Without including any images, reproduce each entry exactly.

┌─ Material for this task

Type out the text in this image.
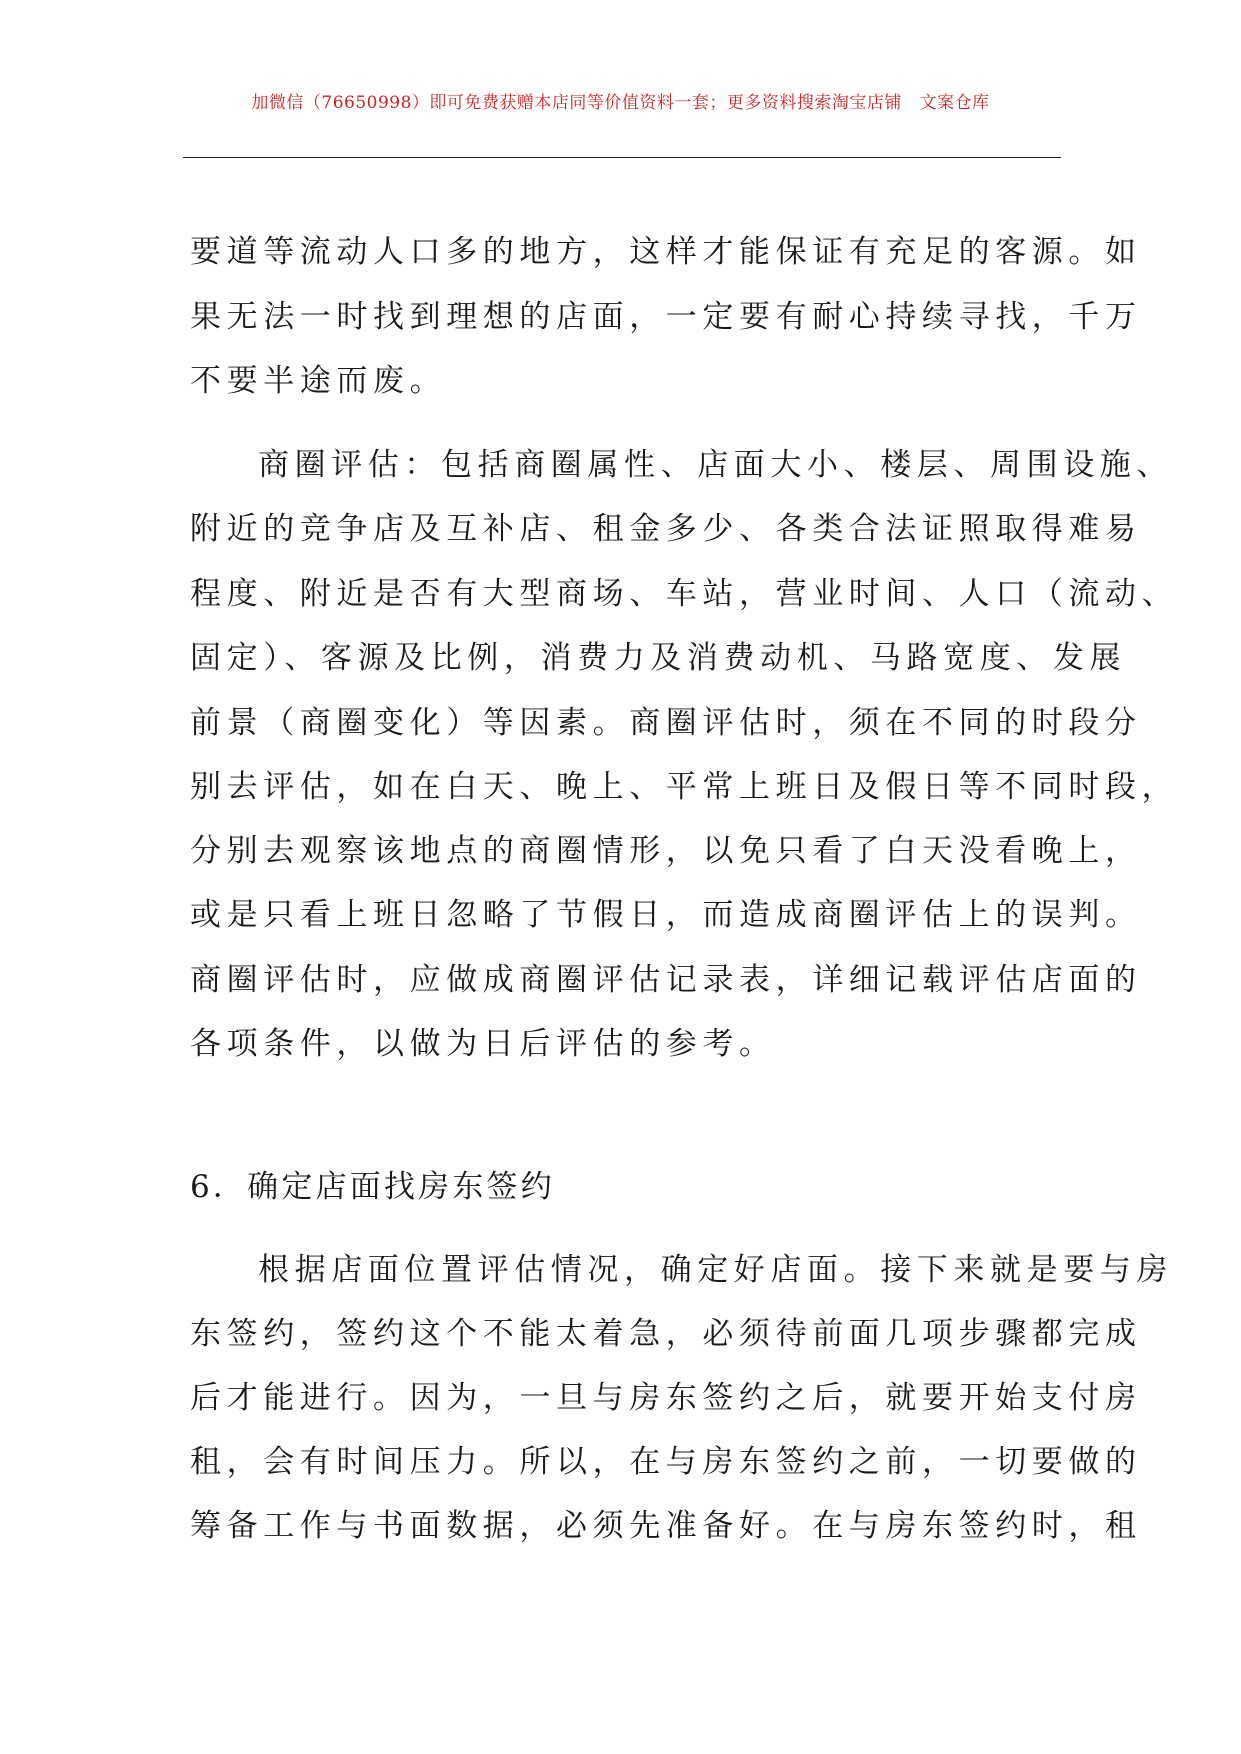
加微信（76650998）即可免费获赠本店同等价值资料一套；更多资料搜索淘宝店铺   文案仓库
要道等流动人口多的地方，这样才能保证有充足的客源。如
果无法一时找到理想的店面，一定要有耐心持续寻找，千万
不要半途而废。
商圈评估：包括商圈属性、店面大小、楼层、周围设施、
附近的竞争店及互补店、租金多少、各类合法证照取得难易
程度、附近是否有大型商场、车站，营业时间、人口（流动、
固定）、客源及比例，消费力及消费动机、马路宽度、发展
前景（商圈变化）等因素。商圈评估时，须在不同的时段分
别去评估，如在白天、晚上、平常上班日及假日等不同时段，
分别去观察该地点的商圈情形，以免只看了白天没看晚上，
或是只看上班日忽略了节假日，而造成商圈评估上的误判。
商圈评估时，应做成商圈评估记录表，详细记载评估店面的
各项条件，以做为日后评估的参考。
6．确定店面找房东签约
根据店面位置评估情况，确定好店面。接下来就是要与房
东签约，签约这个不能太着急，必须待前面几项步骤都完成
后才能进行。因为，一旦与房东签约之后，就要开始支付房
租，会有时间压力。所以，在与房东签约之前，一切要做的
筹备工作与书面数据，必须先准备好。在与房东签约时，租
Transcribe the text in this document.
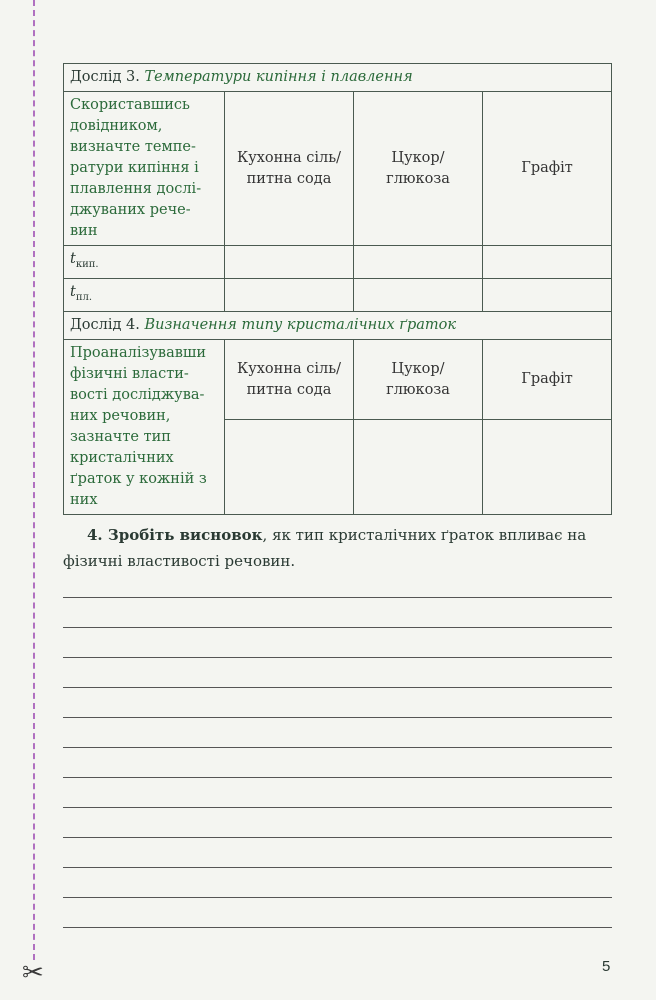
✂
Дослід 3. Температури кипіння і плавлення			
Скориставшись довідником, визначте темпе-ратури кипіння і плавлення дослі-джуваних рече-вин	Кухонна сіль/питна сода	Цукор/ глюкоза	Графіт
$t_{кип.}$			
$t_{пл.}$			
Дослід 4. Визначення типу кристалічних ґраток			
Проаналізувавши фізичні власти-вості досліджува-них речовин, зазначте тип кристалічних ґраток у кожній з них	Кухонна сіль/питна сода	Цукор/ глюкоза	Графіт

4. Зробіть висновок, як тип кристалічних ґраток впливає на фізичні властивості речовин.
5
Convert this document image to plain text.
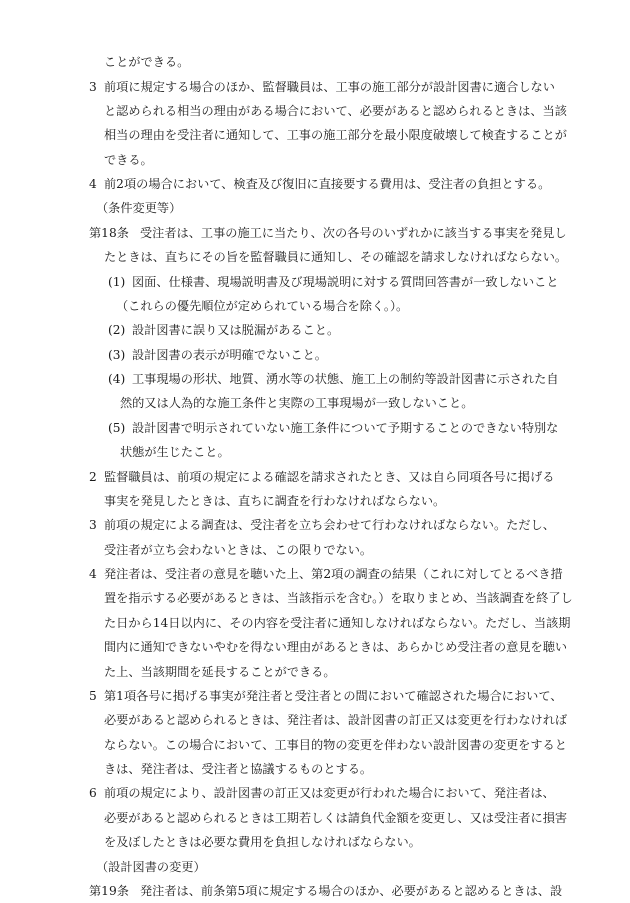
ことができる。
3 前項に規定する場合のほか、監督職員は、工事の施工部分が設計図書に適合しない
と認められる相当の理由がある場合において、必要があると認められるときは、当該
相当の理由を受注者に通知して、工事の施工部分を最小限度破壊して検査することが
できる。
4 前2項の場合において、検査及び復旧に直接要する費用は、受注者の負担とする。
（条件変更等）
第18条 受注者は、工事の施工に当たり、次の各号のいずれかに該当する事実を発見し
たときは、直ちにその旨を監督職員に通知し、その確認を請求しなければならない。
(1) 図面、仕様書、現場説明書及び現場説明に対する質問回答書が一致しないこと
（これらの優先順位が定められている場合を除く。）。
(2) 設計図書に誤り又は脱漏があること。
(3) 設計図書の表示が明確でないこと。
(4) 工事現場の形状、地質、湧水等の状態、施工上の制約等設計図書に示された自
然的又は人為的な施工条件と実際の工事現場が一致しないこと。
(5) 設計図書で明示されていない施工条件について予期することのできない特別な
状態が生じたこと。
2 監督職員は、前項の規定による確認を請求されたとき、又は自ら同項各号に掲げる
事実を発見したときは、直ちに調査を行わなければならない。
3 前項の規定による調査は、受注者を立ち会わせて行わなければならない。ただし、
受注者が立ち会わないときは、この限りでない。
4 発注者は、受注者の意見を聴いた上、第2項の調査の結果（これに対してとるべき措
置を指示する必要があるときは、当該指示を含む。）を取りまとめ、当該調査を終了し
た日から14日以内に、その内容を受注者に通知しなければならない。ただし、当該期
間内に通知できないやむを得ない理由があるときは、あらかじめ受注者の意見を聴い
た上、当該期間を延長することができる。
5 第1項各号に掲げる事実が発注者と受注者との間において確認された場合において、
必要があると認められるときは、発注者は、設計図書の訂正又は変更を行わなければ
ならない。この場合において、工事目的物の変更を伴わない設計図書の変更をすると
きは、発注者は、受注者と協議するものとする。
6 前項の規定により、設計図書の訂正又は変更が行われた場合において、発注者は、
必要があると認められるときは工期若しくは請負代金額を変更し、又は受注者に損害
を及ぼしたときは必要な費用を負担しなければならない。
（設計図書の変更）
第19条 発注者は、前条第5項に規定する場合のほか、必要があると認めるときは、設
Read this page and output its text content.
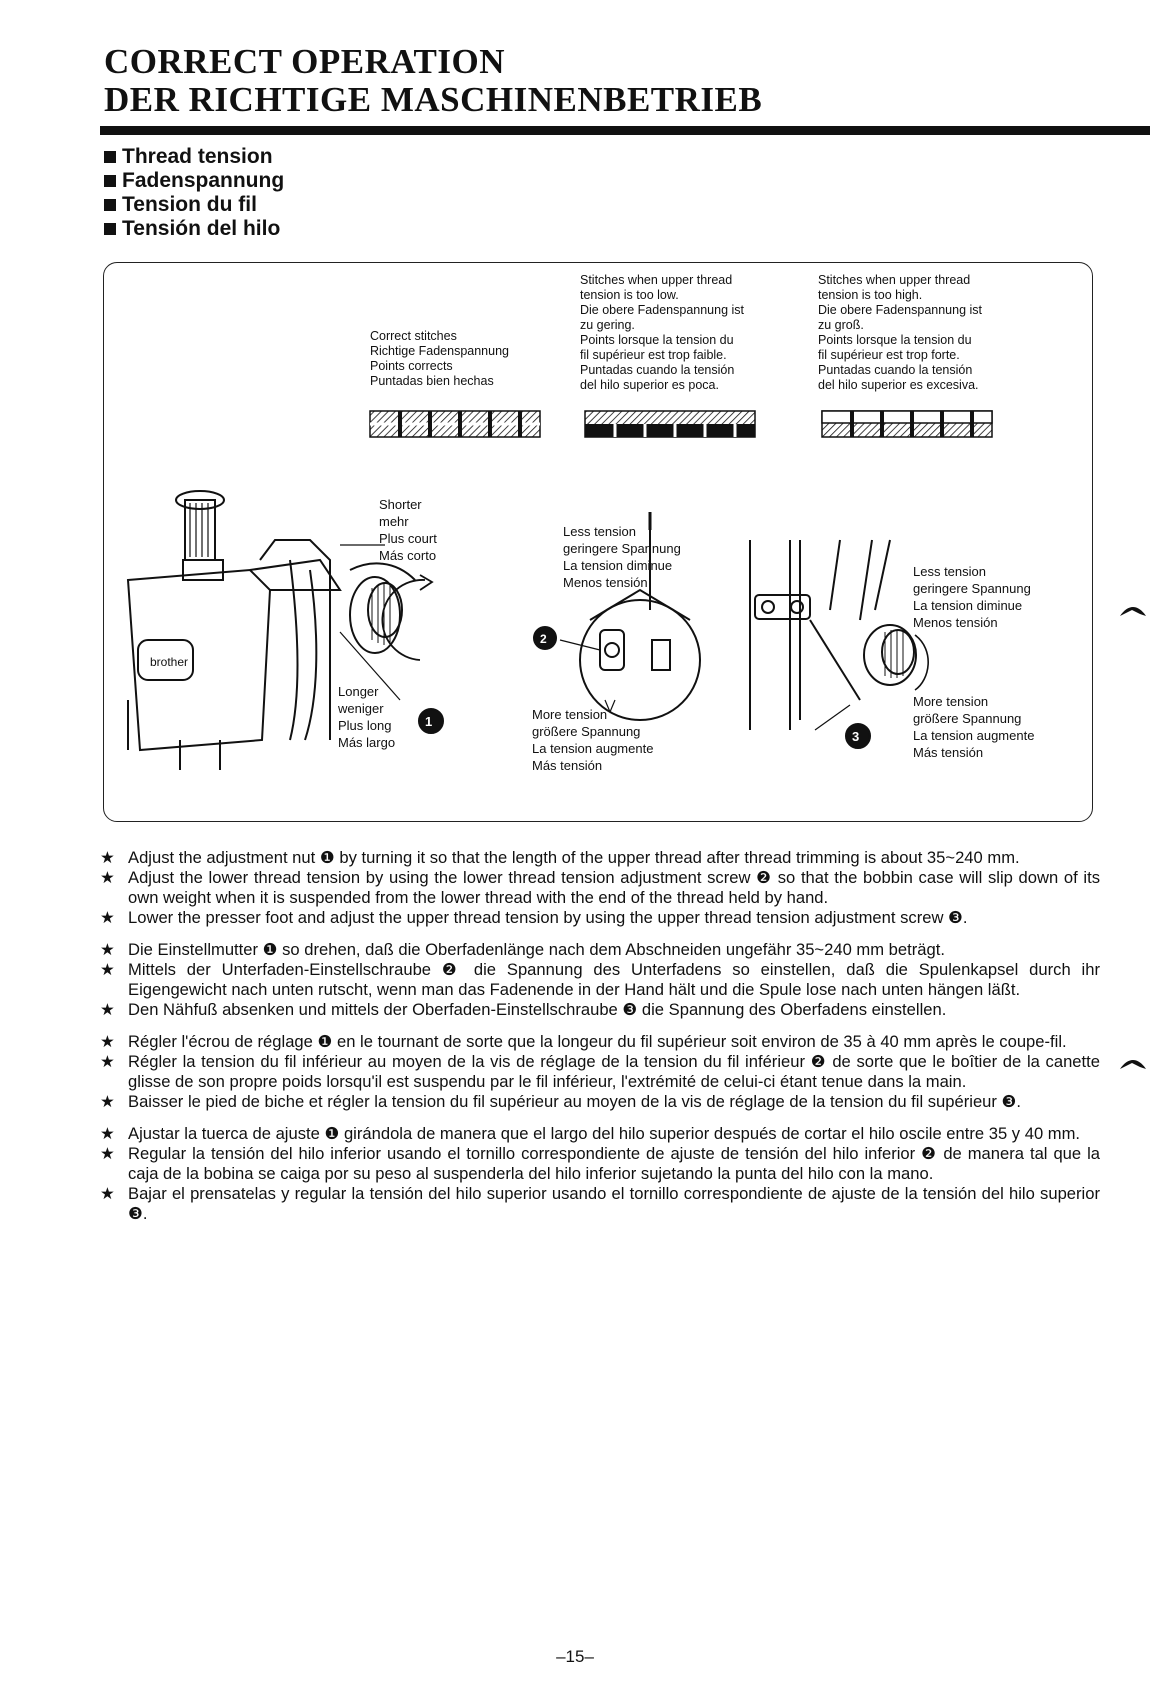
CORRECT OPERATION
DER RICHTIGE MASCHINENBETRIEB
Thread tension
Fadenspannung
Tension du fil
Tensión del hilo
brother
1
2
3
Correct stitches
Richtige Fadenspannung
Points corrects
Puntadas bien hechas
Stitches when upper thread
tension is too low.
Die obere Fadenspannung ist
zu gering.
Points lorsque la tension du
fil supérieur est trop faible.
Puntadas cuando la tensión
del hilo superior es poca.
Stitches when upper thread
tension is too high.
Die obere Fadenspannung ist
zu groß.
Points lorsque la tension du
fil supérieur est trop forte.
Puntadas cuando la tensión
del hilo superior es excesiva.
Shorter
mehr
Plus court
Más corto
Longer
weniger
Plus long
Más largo
Less tension
geringere Spannung
La tension diminue
Menos tensión
More tension
größere Spannung
La tension augmente
Más tensión
Less tension
geringere Spannung
La tension diminue
Menos tensión
More tension
größere Spannung
La tension augmente
Más tensión
★ Adjust the adjustment nut ❶ by turning it so that the length of the upper thread after thread trimming is about 35~240 mm.
★ Adjust the lower thread tension by using the lower thread tension adjustment screw ❷ so that the bobbin case will slip down of its own weight when it is suspended from the lower thread with the end of the thread held by hand.
★ Lower the presser foot and adjust the upper thread tension by using the upper thread tension adjustment screw ❸.
★ Die Einstellmutter ❶ so drehen, daß die Oberfadenlänge nach dem Abschneiden ungefähr 35~240 mm beträgt.
★ Mittels der Unterfaden-Einstellschraube ❷ die Spannung des Unterfadens so einstellen, daß die Spulenkapsel durch ihr Eigengewicht nach unten rutscht, wenn man das Fadenende in der Hand hält und die Spule lose nach unten hängen läßt.
★ Den Nähfuß absenken und mittels der Oberfaden-Einstellschraube ❸ die Spannung des Oberfadens einstellen.
★ Régler l'écrou de réglage ❶ en le tournant de sorte que la longeur du fil supérieur soit environ de 35 à 40 mm après le coupe-fil.
★ Régler la tension du fil inférieur au moyen de la vis de réglage de la tension du fil inférieur ❷ de sorte que le boîtier de la canette glisse de son propre poids lorsqu'il est suspendu par le fil inférieur, l'extrémité de celui-ci étant tenue dans la main.
★ Baisser le pied de biche et régler la tension du fil supérieur au moyen de la vis de réglage de la tension du fil supérieur ❸.
★ Ajustar la tuerca de ajuste ❶ girándola de manera que el largo del hilo superior después de cortar el hilo oscile entre 35 y 40 mm.
★ Regular la tensión del hilo inferior usando el tornillo correspondiente de ajuste de tensión del hilo inferior ❷ de manera tal que la caja de la bobina se caiga por su peso al suspenderla del hilo inferior sujetando la punta del hilo con la mano.
★ Bajar el prensatelas y regular la tensión del hilo superior usando el tornillo correspondiente de ajuste de la tensión del hilo superior ❸.
–15–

└─

Result below →
Type out the text in this image.
加微信（76650998）即可免费获赠本店同等价值资料一套；更多资料搜索淘宝店铺   文案仓库
要道等流动人口多的地方，这样才能保证有充足的客源。如
果无法一时找到理想的店面，一定要有耐心持续寻找，千万
不要半途而废。
商圈评估：包括商圈属性、店面大小、楼层、周围设施、
附近的竞争店及互补店、租金多少、各类合法证照取得难易
程度、附近是否有大型商场、车站，营业时间、人口（流动、
固定）、客源及比例，消费力及消费动机、马路宽度、发展
前景（商圈变化）等因素。商圈评估时，须在不同的时段分
别去评估，如在白天、晚上、平常上班日及假日等不同时段，
分别去观察该地点的商圈情形，以免只看了白天没看晚上，
或是只看上班日忽略了节假日，而造成商圈评估上的误判。
商圈评估时，应做成商圈评估记录表，详细记载评估店面的
各项条件，以做为日后评估的参考。
6．确定店面找房东签约
根据店面位置评估情况，确定好店面。接下来就是要与房
东签约，签约这个不能太着急，必须待前面几项步骤都完成
后才能进行。因为，一旦与房东签约之后，就要开始支付房
租，会有时间压力。所以，在与房东签约之前，一切要做的
筹备工作与书面数据，必须先准备好。在与房东签约时，租
Transcribe the text in this document.
✂
Дослід 3. Температури кипіння і плавлення			
Скориставшись довідником, визначте темпе-ратури кипіння і плавлення дослі-джуваних рече-вин	Кухонна сіль/питна сода	Цукор/ глюкоза	Графіт
$t_{кип.}$			
$t_{пл.}$			
Дослід 4. Визначення типу кристалічних ґраток			
Проаналізувавши фізичні власти-вості досліджува-них речовин, зазначте тип кристалічних ґраток у кожній з них	Кухонна сіль/питна сода	Цукор/ глюкоза	Графіт

4. Зробіть висновок, як тип кристалічних ґраток впливає на фізичні властивості речовин.
5
Convert this document image to plain text.
ことができる。
3 前項に規定する場合のほか、監督職員は、工事の施工部分が設計図書に適合しない
と認められる相当の理由がある場合において、必要があると認められるときは、当該
相当の理由を受注者に通知して、工事の施工部分を最小限度破壊して検査することが
できる。
4 前2項の場合において、検査及び復旧に直接要する費用は、受注者の負担とする。
（条件変更等）
第18条 受注者は、工事の施工に当たり、次の各号のいずれかに該当する事実を発見し
たときは、直ちにその旨を監督職員に通知し、その確認を請求しなければならない。
(1) 図面、仕様書、現場説明書及び現場説明に対する質問回答書が一致しないこと
（これらの優先順位が定められている場合を除く。）。
(2) 設計図書に誤り又は脱漏があること。
(3) 設計図書の表示が明確でないこと。
(4) 工事現場の形状、地質、湧水等の状態、施工上の制約等設計図書に示された自
然的又は人為的な施工条件と実際の工事現場が一致しないこと。
(5) 設計図書で明示されていない施工条件について予期することのできない特別な
状態が生じたこと。
2 監督職員は、前項の規定による確認を請求されたとき、又は自ら同項各号に掲げる
事実を発見したときは、直ちに調査を行わなければならない。
3 前項の規定による調査は、受注者を立ち会わせて行わなければならない。ただし、
受注者が立ち会わないときは、この限りでない。
4 発注者は、受注者の意見を聴いた上、第2項の調査の結果（これに対してとるべき措
置を指示する必要があるときは、当該指示を含む。）を取りまとめ、当該調査を終了し
た日から14日以内に、その内容を受注者に通知しなければならない。ただし、当該期
間内に通知できないやむを得ない理由があるときは、あらかじめ受注者の意見を聴い
た上、当該期間を延長することができる。
5 第1項各号に掲げる事実が発注者と受注者との間において確認された場合において、
必要があると認められるときは、発注者は、設計図書の訂正又は変更を行わなければ
ならない。この場合において、工事目的物の変更を伴わない設計図書の変更をすると
きは、発注者は、受注者と協議するものとする。
6 前項の規定により、設計図書の訂正又は変更が行われた場合において、発注者は、
必要があると認められるときは工期若しくは請負代金額を変更し、又は受注者に損害
を及ぼしたときは必要な費用を負担しなければならない。
（設計図書の変更）
第19条 発注者は、前条第5項に規定する場合のほか、必要があると認めるときは、設
Read this page and output its text content.
CORRECT OPERATION
DER RICHTIGE MASCHINENBETRIEB
Thread tension
Fadenspannung
Tension du fil
Tensión del hilo
brother
1
2
3
Correct stitches
Richtige Fadenspannung
Points corrects
Puntadas bien hechas
Stitches when upper thread
tension is too low.
Die obere Fadenspannung ist
zu gering.
Points lorsque la tension du
fil supérieur est trop faible.
Puntadas cuando la tensión
del hilo superior es poca.
Stitches when upper thread
tension is too high.
Die obere Fadenspannung ist
zu groß.
Points lorsque la tension du
fil supérieur est trop forte.
Puntadas cuando la tensión
del hilo superior es excesiva.
Shorter
mehr
Plus court
Más corto
Longer
weniger
Plus long
Más largo
Less tension
geringere Spannung
La tension diminue
Menos tensión
More tension
größere Spannung
La tension augmente
Más tensión
Less tension
geringere Spannung
La tension diminue
Menos tensión
More tension
größere Spannung
La tension augmente
Más tensión
★ Adjust the adjustment nut ❶ by turning it so that the length of the upper thread after thread trimming is about 35~240 mm.
★ Adjust the lower thread tension by using the lower thread tension adjustment screw ❷ so that the bobbin case will slip down of its own weight when it is suspended from the lower thread with the end of the thread held by hand.
★ Lower the presser foot and adjust the upper thread tension by using the upper thread tension adjustment screw ❸.
★ Die Einstellmutter ❶ so drehen, daß die Oberfadenlänge nach dem Abschneiden ungefähr 35~240 mm beträgt.
★ Mittels der Unterfaden-Einstellschraube ❷ die Spannung des Unterfadens so einstellen, daß die Spulenkapsel durch ihr Eigengewicht nach unten rutscht, wenn man das Fadenende in der Hand hält und die Spule lose nach unten hängen läßt.
★ Den Nähfuß absenken und mittels der Oberfaden-Einstellschraube ❸ die Spannung des Oberfadens einstellen.
★ Régler l'écrou de réglage ❶ en le tournant de sorte que la longeur du fil supérieur soit environ de 35 à 40 mm après le coupe-fil.
★ Régler la tension du fil inférieur au moyen de la vis de réglage de la tension du fil inférieur ❷ de sorte que le boîtier de la canette glisse de son propre poids lorsqu'il est suspendu par le fil inférieur, l'extrémité de celui-ci étant tenue dans la main.
★ Baisser le pied de biche et régler la tension du fil supérieur au moyen de la vis de réglage de la tension du fil supérieur ❸.
★ Ajustar la tuerca de ajuste ❶ girándola de manera que el largo del hilo superior después de cortar el hilo oscile entre 35 y 40 mm.
★ Regular la tensión del hilo inferior usando el tornillo correspondiente de ajuste de tensión del hilo inferior ❷ de manera tal que la caja de la bobina se caiga por su peso al suspenderla del hilo inferior sujetando la punta del hilo con la mano.
★ Bajar el prensatelas y regular la tensión del hilo superior usando el tornillo correspondiente de ajuste de la tensión del hilo superior ❸.
–15–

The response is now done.